## PROVIDED DATA
"""

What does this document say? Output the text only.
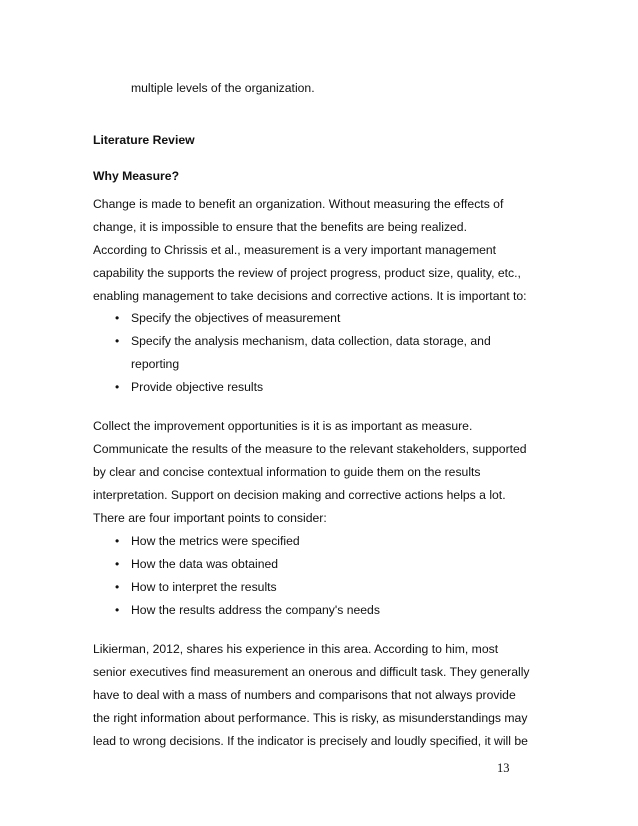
multiple levels of the organization.
Literature Review
Why Measure?
Change is made to benefit an organization. Without measuring the effects of
change, it is impossible to ensure that the benefits are being realized.
According to Chrissis et al., measurement is a very important management
capability the supports the review of project progress, product size, quality, etc.,
enabling management to take decisions and corrective actions. It is important to:
• Specify the objectives of measurement
• Specify the analysis mechanism, data collection, data storage, and
reporting
• Provide objective results
Collect the improvement opportunities is it is as important as measure.
Communicate the results of the measure to the relevant stakeholders, supported
by clear and concise contextual information to guide them on the results
interpretation. Support on decision making and corrective actions helps a lot.
There are four important points to consider:
• How the metrics were specified
• How the data was obtained
• How to interpret the results
• How the results address the company's needs
Likierman, 2012, shares his experience in this area. According to him, most
senior executives find measurement an onerous and difficult task. They generally
have to deal with a mass of numbers and comparisons that not always provide
the right information about performance. This is risky, as misunderstandings may
lead to wrong decisions. If the indicator is precisely and loudly specified, it will be
13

"""

## THE PROBLEM
Note every line above where the string "measurement" shows up, and copy those lines.

## TASK OUTPUT
According to Chrissis et al., measurement is a very important management
• Specify the objectives of measurement
senior executives find measurement an onerous and difficult task. They generally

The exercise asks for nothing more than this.